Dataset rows
....

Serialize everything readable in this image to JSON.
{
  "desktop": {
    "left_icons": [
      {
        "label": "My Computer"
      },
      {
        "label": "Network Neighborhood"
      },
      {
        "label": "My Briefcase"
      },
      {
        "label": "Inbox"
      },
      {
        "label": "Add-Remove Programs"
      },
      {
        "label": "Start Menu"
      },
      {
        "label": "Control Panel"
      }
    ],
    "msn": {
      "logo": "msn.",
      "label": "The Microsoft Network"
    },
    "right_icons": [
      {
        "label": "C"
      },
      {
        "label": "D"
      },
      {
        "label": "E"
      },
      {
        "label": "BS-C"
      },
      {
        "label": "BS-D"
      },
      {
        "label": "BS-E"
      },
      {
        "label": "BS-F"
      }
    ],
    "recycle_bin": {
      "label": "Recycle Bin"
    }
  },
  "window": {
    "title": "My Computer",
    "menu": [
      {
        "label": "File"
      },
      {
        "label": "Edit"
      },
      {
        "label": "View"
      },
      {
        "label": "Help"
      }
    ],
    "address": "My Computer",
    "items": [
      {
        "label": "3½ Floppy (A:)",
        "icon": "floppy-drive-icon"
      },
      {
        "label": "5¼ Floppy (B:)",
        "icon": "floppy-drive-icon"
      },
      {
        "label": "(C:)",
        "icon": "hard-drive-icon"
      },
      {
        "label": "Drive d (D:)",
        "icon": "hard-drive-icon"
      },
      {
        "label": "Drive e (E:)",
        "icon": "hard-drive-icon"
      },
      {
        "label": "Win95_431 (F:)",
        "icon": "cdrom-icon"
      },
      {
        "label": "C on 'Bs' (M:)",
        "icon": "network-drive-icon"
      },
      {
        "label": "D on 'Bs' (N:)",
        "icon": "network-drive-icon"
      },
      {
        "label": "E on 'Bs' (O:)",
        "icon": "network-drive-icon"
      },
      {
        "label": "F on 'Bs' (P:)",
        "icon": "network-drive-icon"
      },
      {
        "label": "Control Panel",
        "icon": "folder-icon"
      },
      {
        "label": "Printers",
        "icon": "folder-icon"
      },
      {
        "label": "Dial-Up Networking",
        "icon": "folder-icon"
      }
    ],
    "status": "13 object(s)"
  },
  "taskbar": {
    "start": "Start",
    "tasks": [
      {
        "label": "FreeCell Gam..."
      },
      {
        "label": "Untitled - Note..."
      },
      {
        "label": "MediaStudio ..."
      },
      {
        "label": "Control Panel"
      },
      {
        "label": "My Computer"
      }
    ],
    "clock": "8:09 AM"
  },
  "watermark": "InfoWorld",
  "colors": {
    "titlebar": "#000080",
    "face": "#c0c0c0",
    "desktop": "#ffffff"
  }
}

....

→ **Written exercise**
All of the lines above need to be given again exactly.

→ **Exercise response**
Serialize everything readable in this image to JSON.
{
  "desktop": {
    "left_icons": [
      {
        "label": "My Computer"
      },
      {
        "label": "Network Neighborhood"
      },
      {
        "label": "My Briefcase"
      },
      {
        "label": "Inbox"
      },
      {
        "label": "Add-Remove Programs"
      },
      {
        "label": "Start Menu"
      },
      {
        "label": "Control Panel"
      }
    ],
    "msn": {
      "logo": "msn.",
      "label": "The Microsoft Network"
    },
    "right_icons": [
      {
        "label": "C"
      },
      {
        "label": "D"
      },
      {
        "label": "E"
      },
      {
        "label": "BS-C"
      },
      {
        "label": "BS-D"
      },
      {
        "label": "BS-E"
      },
      {
        "label": "BS-F"
      }
    ],
    "recycle_bin": {
      "label": "Recycle Bin"
    }
  },
  "window": {
    "title": "My Computer",
    "menu": [
      {
        "label": "File"
      },
      {
        "label": "Edit"
      },
      {
        "label": "View"
      },
      {
        "label": "Help"
      }
    ],
    "address": "My Computer",
    "items": [
      {
        "label": "3½ Floppy (A:)",
        "icon": "floppy-drive-icon"
      },
      {
        "label": "5¼ Floppy (B:)",
        "icon": "floppy-drive-icon"
      },
      {
        "label": "(C:)",
        "icon": "hard-drive-icon"
      },
      {
        "label": "Drive d (D:)",
        "icon": "hard-drive-icon"
      },
      {
        "label": "Drive e (E:)",
        "icon": "hard-drive-icon"
      },
      {
        "label": "Win95_431 (F:)",
        "icon": "cdrom-icon"
      },
      {
        "label": "C on 'Bs' (M:)",
        "icon": "network-drive-icon"
      },
      {
        "label": "D on 'Bs' (N:)",
        "icon": "network-drive-icon"
      },
      {
        "label": "E on 'Bs' (O:)",
        "icon": "network-drive-icon"
      },
      {
        "label": "F on 'Bs' (P:)",
        "icon": "network-drive-icon"
      },
      {
        "label": "Control Panel",
        "icon": "folder-icon"
      },
      {
        "label": "Printers",
        "icon": "folder-icon"
      },
      {
        "label": "Dial-Up Networking",
        "icon": "folder-icon"
      }
    ],
    "status": "13 object(s)"
  },
  "taskbar": {
    "start": "Start",
    "tasks": [
      {
        "label": "FreeCell Gam..."
      },
      {
        "label": "Untitled - Note..."
      },
      {
        "label": "MediaStudio ..."
      },
      {
        "label": "Control Panel"
      },
      {
        "label": "My Computer"
      }
    ],
    "clock": "8:09 AM"
  },
  "watermark": "InfoWorld",
  "colors": {
    "titlebar": "#000080",
    "face": "#c0c0c0",
    "desktop": "#ffffff"
  }
}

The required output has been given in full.